§ WRITTEN REQUEST:
Quote the data below in full, minus the images.

Saved entries
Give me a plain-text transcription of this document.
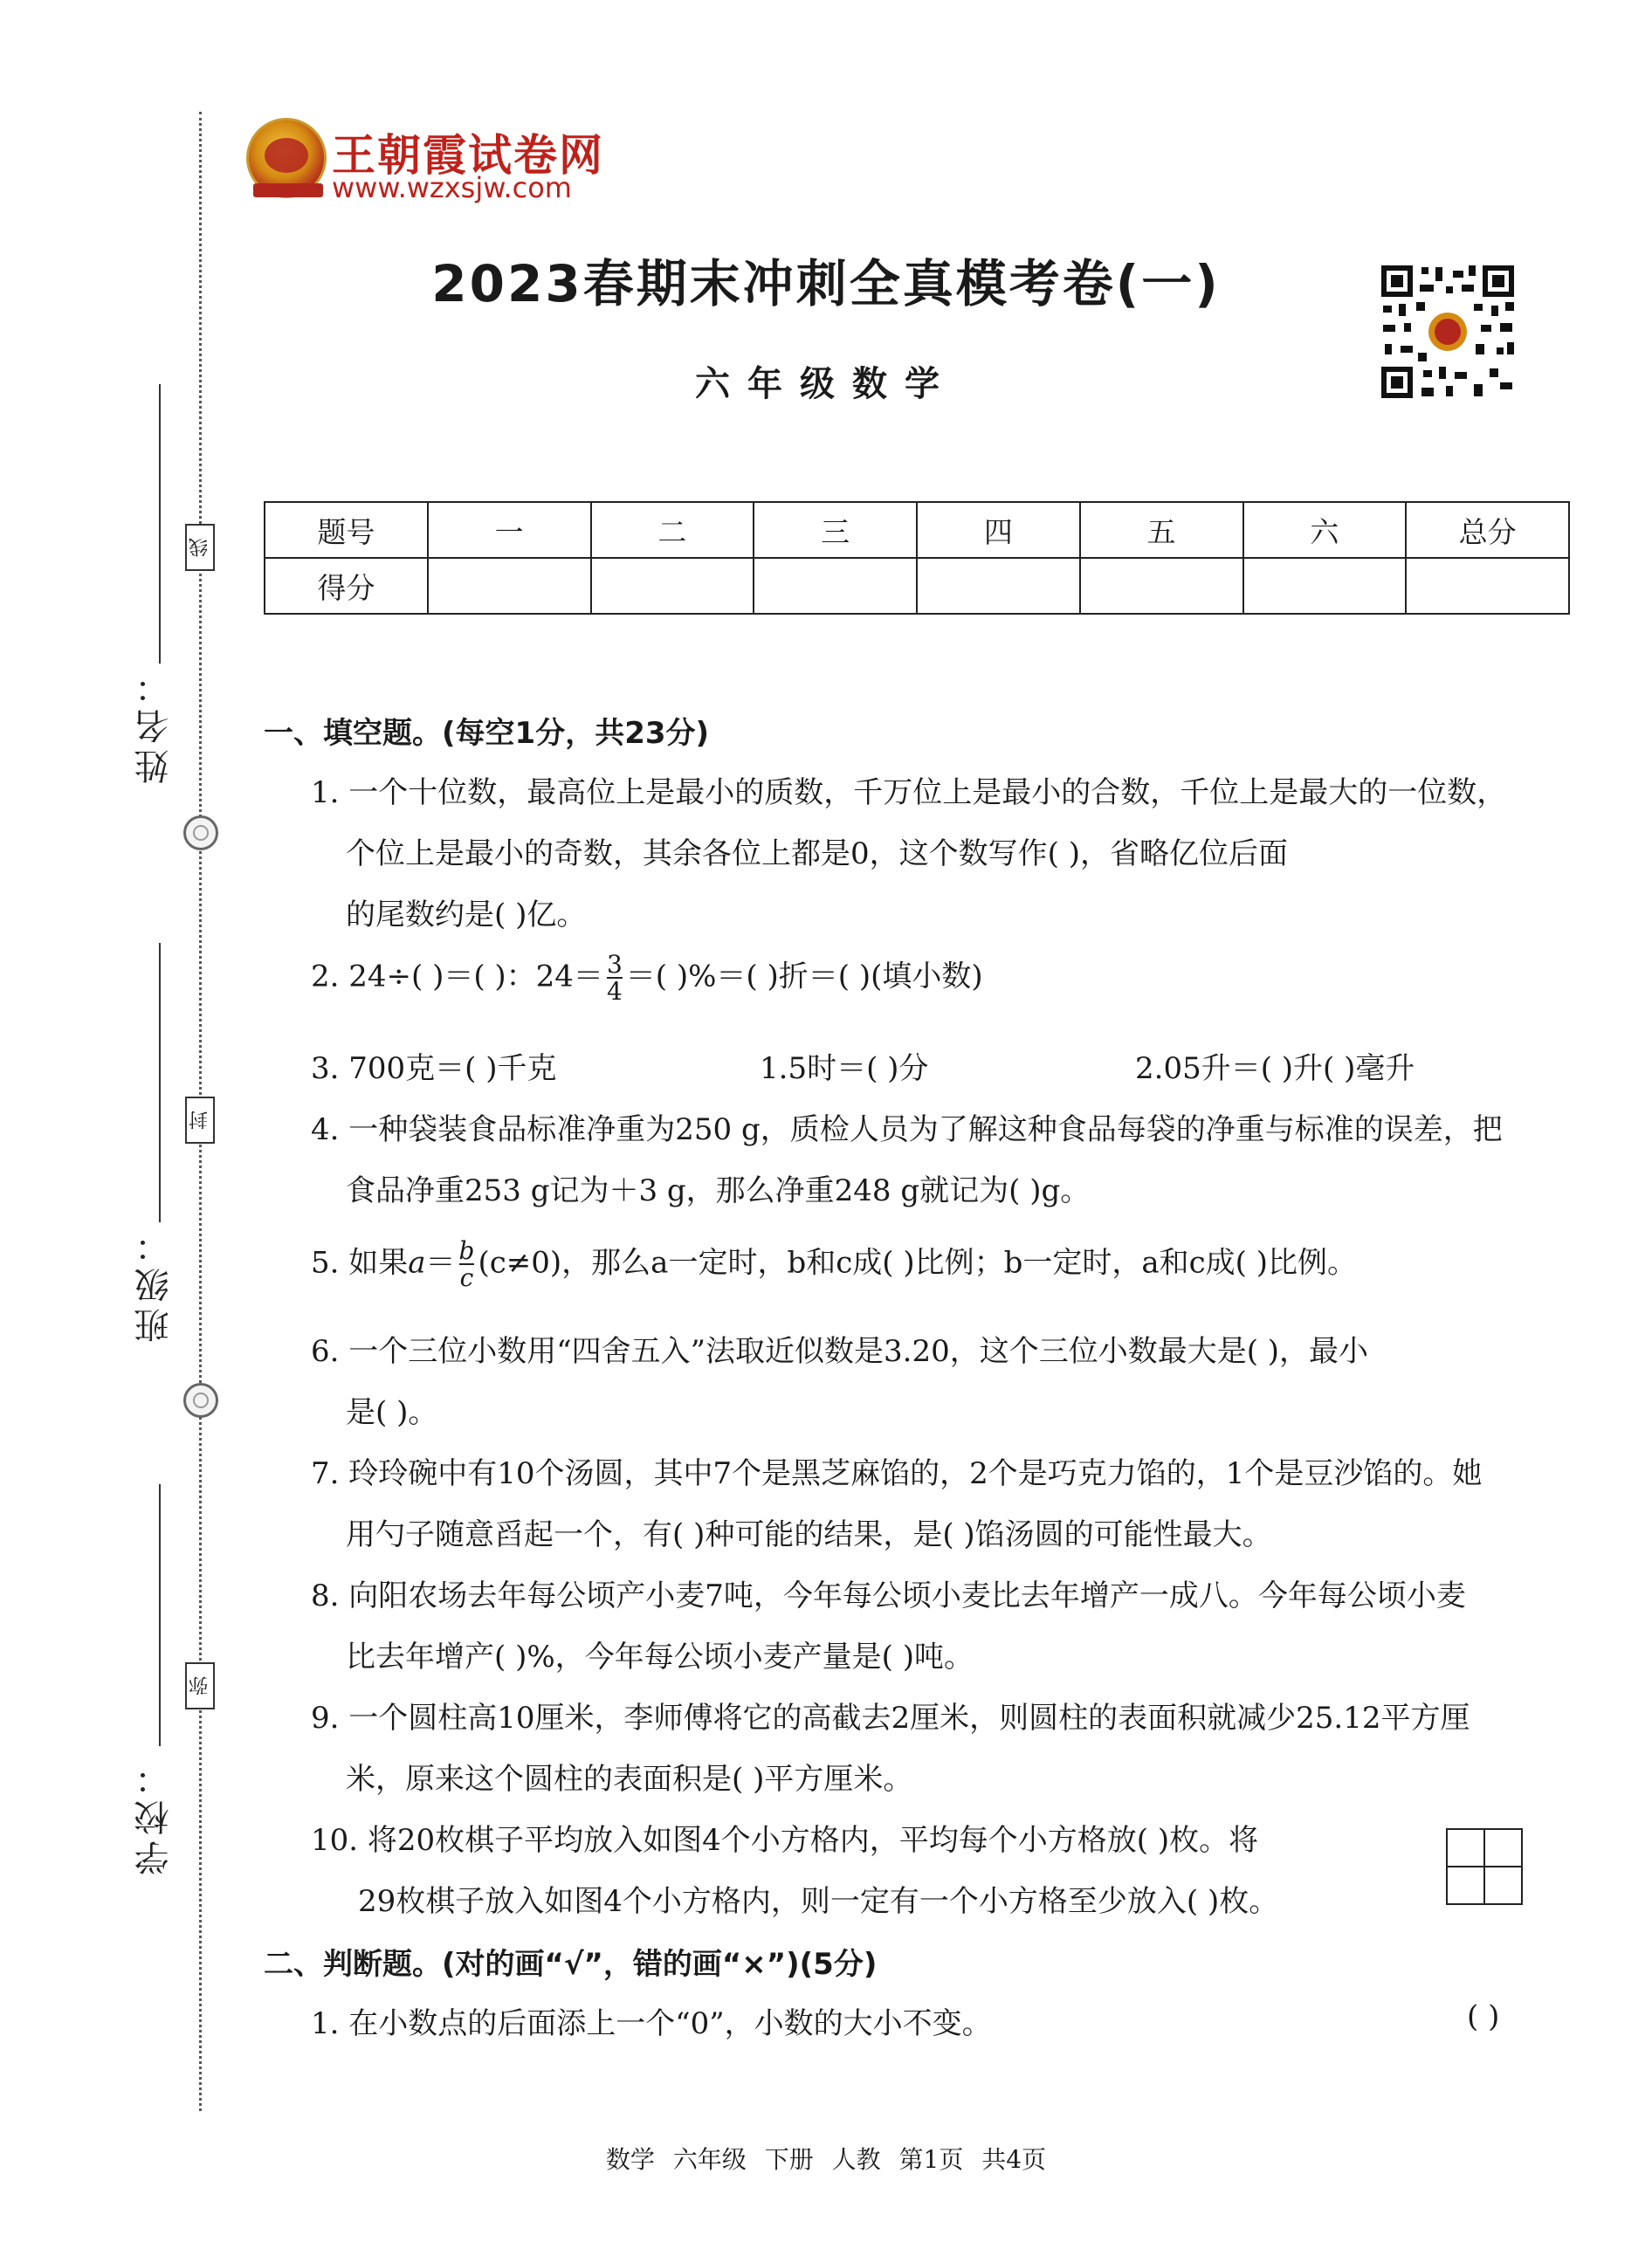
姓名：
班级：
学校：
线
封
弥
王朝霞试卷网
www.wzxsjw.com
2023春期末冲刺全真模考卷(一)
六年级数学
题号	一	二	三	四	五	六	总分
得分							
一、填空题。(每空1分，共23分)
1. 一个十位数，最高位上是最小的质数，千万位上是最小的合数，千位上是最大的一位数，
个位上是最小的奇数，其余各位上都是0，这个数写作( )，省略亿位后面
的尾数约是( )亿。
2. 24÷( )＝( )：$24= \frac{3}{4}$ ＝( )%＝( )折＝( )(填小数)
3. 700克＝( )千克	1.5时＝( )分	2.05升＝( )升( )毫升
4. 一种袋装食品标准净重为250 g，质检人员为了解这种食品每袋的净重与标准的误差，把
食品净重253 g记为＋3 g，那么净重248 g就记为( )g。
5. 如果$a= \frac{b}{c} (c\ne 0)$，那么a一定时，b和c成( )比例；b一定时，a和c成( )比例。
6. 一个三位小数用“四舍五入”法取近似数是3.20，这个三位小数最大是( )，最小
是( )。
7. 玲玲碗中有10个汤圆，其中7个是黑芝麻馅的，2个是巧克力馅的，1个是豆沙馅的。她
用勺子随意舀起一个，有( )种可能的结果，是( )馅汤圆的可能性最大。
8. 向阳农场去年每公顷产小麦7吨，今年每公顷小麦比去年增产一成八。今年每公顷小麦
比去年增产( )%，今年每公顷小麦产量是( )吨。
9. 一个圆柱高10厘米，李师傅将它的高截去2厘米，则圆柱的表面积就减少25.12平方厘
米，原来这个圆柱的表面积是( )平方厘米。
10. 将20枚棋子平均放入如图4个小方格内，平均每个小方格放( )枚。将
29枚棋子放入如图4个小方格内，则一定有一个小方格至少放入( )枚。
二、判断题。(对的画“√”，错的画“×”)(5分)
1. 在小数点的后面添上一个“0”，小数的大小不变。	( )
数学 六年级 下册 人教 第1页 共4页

§ PROBLEM SOLUTION:
Give me a plain-text transcription of this document.
姓名：
班级：
学校：
线
封
弥
王朝霞试卷网
www.wzxsjw.com
2023春期末冲刺全真模考卷(一)
六年级数学
题号	一	二	三	四	五	六	总分
得分							
一、填空题。(每空1分，共23分)
1. 一个十位数，最高位上是最小的质数，千万位上是最小的合数，千位上是最大的一位数，
个位上是最小的奇数，其余各位上都是0，这个数写作( )，省略亿位后面
的尾数约是( )亿。
2. 24÷( )＝( )：$24= \frac{3}{4}$ ＝( )%＝( )折＝( )(填小数)
3. 700克＝( )千克	1.5时＝( )分	2.05升＝( )升( )毫升
4. 一种袋装食品标准净重为250 g，质检人员为了解这种食品每袋的净重与标准的误差，把
食品净重253 g记为＋3 g，那么净重248 g就记为( )g。
5. 如果$a= \frac{b}{c} (c\ne 0)$，那么a一定时，b和c成( )比例；b一定时，a和c成( )比例。
6. 一个三位小数用“四舍五入”法取近似数是3.20，这个三位小数最大是( )，最小
是( )。
7. 玲玲碗中有10个汤圆，其中7个是黑芝麻馅的，2个是巧克力馅的，1个是豆沙馅的。她
用勺子随意舀起一个，有( )种可能的结果，是( )馅汤圆的可能性最大。
8. 向阳农场去年每公顷产小麦7吨，今年每公顷小麦比去年增产一成八。今年每公顷小麦
比去年增产( )%，今年每公顷小麦产量是( )吨。
9. 一个圆柱高10厘米，李师傅将它的高截去2厘米，则圆柱的表面积就减少25.12平方厘
米，原来这个圆柱的表面积是( )平方厘米。
10. 将20枚棋子平均放入如图4个小方格内，平均每个小方格放( )枚。将
29枚棋子放入如图4个小方格内，则一定有一个小方格至少放入( )枚。
二、判断题。(对的画“√”，错的画“×”)(5分)
1. 在小数点的后面添上一个“0”，小数的大小不变。	( )
数学 六年级 下册 人教 第1页 共4页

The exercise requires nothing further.